-- DIRECTIONS FOR THIS TASK --
Reproduce the line that holds "Type out the text in this image." together with all the lines after it up to the end of the entries.

-- MATERIAL FOR THIS TASK --
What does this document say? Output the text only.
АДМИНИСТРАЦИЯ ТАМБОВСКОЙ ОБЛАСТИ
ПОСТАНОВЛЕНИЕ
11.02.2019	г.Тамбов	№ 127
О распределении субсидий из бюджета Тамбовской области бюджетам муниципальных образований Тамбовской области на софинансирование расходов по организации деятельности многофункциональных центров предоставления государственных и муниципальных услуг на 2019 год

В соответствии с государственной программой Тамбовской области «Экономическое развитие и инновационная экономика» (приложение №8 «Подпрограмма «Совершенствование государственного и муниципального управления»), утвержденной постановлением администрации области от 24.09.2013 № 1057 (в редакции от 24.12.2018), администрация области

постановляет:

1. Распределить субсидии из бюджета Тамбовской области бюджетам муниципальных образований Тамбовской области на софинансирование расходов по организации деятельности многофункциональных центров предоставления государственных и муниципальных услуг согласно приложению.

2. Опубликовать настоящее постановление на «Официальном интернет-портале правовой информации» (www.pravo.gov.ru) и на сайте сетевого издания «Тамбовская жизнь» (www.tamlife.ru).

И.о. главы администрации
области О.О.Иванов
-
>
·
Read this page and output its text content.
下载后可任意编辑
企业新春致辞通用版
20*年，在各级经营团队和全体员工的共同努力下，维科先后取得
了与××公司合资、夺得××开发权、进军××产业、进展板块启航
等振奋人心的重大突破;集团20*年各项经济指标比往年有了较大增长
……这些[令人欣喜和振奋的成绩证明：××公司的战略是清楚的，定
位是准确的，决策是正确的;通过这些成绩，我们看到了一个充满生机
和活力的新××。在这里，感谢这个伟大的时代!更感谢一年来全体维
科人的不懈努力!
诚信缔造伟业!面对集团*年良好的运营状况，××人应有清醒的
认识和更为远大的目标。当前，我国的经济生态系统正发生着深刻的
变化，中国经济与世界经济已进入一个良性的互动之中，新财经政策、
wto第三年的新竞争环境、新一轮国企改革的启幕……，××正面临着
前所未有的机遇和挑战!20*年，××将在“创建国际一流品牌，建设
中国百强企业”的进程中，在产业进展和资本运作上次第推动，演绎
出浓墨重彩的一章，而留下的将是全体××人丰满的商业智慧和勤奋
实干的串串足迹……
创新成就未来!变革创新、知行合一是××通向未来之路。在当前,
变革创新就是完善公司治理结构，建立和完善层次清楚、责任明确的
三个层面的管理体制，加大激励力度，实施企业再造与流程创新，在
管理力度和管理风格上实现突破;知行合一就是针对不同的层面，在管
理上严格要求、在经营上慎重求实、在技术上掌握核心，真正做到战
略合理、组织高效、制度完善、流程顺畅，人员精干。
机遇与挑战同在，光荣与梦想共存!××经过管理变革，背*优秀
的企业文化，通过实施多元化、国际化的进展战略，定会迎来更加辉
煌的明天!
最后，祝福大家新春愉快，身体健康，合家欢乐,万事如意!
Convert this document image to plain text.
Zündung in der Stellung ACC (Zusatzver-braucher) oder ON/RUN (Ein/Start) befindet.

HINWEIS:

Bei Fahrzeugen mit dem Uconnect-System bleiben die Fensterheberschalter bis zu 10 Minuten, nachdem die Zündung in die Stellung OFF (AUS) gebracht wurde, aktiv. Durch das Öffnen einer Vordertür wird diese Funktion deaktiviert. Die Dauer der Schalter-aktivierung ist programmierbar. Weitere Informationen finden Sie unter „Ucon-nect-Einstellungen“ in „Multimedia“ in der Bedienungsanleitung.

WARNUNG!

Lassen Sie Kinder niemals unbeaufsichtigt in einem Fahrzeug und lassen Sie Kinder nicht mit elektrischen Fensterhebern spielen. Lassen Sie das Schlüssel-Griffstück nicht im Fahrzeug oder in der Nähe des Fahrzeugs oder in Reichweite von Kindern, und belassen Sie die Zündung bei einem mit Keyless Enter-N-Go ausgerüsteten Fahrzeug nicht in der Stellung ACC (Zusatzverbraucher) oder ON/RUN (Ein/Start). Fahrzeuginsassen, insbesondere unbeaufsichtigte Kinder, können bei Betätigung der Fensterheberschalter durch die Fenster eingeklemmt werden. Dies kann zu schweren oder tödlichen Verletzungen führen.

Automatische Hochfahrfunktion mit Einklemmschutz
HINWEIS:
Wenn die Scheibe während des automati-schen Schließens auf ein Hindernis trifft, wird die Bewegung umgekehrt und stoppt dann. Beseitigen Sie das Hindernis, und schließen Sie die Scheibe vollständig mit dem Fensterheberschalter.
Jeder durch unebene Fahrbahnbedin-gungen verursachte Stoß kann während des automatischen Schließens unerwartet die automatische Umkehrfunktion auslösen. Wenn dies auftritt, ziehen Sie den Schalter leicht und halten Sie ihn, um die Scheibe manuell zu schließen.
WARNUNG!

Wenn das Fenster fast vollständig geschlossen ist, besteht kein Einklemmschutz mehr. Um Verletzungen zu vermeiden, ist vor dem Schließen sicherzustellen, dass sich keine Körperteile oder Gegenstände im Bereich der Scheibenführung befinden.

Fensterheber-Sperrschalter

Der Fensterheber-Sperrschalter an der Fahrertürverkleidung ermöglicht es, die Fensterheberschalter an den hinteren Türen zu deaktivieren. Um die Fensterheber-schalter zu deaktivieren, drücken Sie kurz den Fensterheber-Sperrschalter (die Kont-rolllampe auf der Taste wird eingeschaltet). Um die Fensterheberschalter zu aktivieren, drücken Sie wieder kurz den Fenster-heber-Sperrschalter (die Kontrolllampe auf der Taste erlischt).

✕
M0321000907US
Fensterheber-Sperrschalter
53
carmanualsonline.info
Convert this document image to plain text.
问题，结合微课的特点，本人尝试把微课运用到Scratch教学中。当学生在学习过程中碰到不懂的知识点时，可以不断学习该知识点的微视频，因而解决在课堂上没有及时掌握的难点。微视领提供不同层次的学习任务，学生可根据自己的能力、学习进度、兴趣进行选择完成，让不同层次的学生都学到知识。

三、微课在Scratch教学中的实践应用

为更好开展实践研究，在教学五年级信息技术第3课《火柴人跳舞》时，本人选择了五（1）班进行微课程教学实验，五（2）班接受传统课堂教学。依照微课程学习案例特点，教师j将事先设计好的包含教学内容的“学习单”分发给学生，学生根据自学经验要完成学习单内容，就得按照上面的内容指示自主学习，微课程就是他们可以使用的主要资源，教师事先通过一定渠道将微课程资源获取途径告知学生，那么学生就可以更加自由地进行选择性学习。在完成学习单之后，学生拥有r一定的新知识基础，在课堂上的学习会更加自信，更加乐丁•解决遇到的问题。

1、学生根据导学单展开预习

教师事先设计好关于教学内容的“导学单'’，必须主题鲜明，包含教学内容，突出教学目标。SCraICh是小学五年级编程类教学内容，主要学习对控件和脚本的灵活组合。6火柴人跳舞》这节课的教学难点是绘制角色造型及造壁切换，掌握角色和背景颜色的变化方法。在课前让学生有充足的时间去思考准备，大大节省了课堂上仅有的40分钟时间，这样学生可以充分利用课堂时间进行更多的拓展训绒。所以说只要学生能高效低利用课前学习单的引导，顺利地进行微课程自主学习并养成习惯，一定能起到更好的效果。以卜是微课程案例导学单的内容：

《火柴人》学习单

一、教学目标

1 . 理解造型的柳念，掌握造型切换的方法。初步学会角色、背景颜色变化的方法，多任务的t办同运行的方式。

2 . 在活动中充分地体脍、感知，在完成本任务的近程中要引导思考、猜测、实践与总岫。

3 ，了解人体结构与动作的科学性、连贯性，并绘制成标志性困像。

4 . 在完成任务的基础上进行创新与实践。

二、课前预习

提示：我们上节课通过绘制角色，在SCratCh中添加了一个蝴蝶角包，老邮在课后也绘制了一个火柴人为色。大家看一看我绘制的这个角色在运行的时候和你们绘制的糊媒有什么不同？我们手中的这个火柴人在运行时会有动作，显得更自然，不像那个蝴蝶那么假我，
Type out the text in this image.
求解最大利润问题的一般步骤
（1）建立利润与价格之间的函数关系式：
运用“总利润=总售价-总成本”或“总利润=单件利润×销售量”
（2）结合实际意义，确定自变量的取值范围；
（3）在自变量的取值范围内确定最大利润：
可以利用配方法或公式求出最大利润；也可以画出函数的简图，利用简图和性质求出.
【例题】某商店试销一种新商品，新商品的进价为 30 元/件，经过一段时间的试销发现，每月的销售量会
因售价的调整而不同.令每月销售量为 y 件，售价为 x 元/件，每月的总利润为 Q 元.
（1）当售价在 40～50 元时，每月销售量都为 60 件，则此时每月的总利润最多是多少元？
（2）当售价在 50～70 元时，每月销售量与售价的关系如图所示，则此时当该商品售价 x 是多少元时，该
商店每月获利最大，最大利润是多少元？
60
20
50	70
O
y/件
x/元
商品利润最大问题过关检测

-- ANSWER TO THIS TASK --
Type out the text in this image.
求解最大利润问题的一般步骤
（1）建立利润与价格之间的函数关系式：
运用“总利润=总售价-总成本”或“总利润=单件利润×销售量”
（2）结合实际意义，确定自变量的取值范围；
（3）在自变量的取值范围内确定最大利润：
可以利用配方法或公式求出最大利润；也可以画出函数的简图，利用简图和性质求出.
【例题】某商店试销一种新商品，新商品的进价为 30 元/件，经过一段时间的试销发现，每月的销售量会
因售价的调整而不同.令每月销售量为 y 件，售价为 x 元/件，每月的总利润为 Q 元.
（1）当售价在 40～50 元时，每月销售量都为 60 件，则此时每月的总利润最多是多少元？
（2）当售价在 50～70 元时，每月销售量与售价的关系如图所示，则此时当该商品售价 x 是多少元时，该
商店每月获利最大，最大利润是多少元？
60
20
50	70
O
y/件
x/元
商品利润最大问题过关检测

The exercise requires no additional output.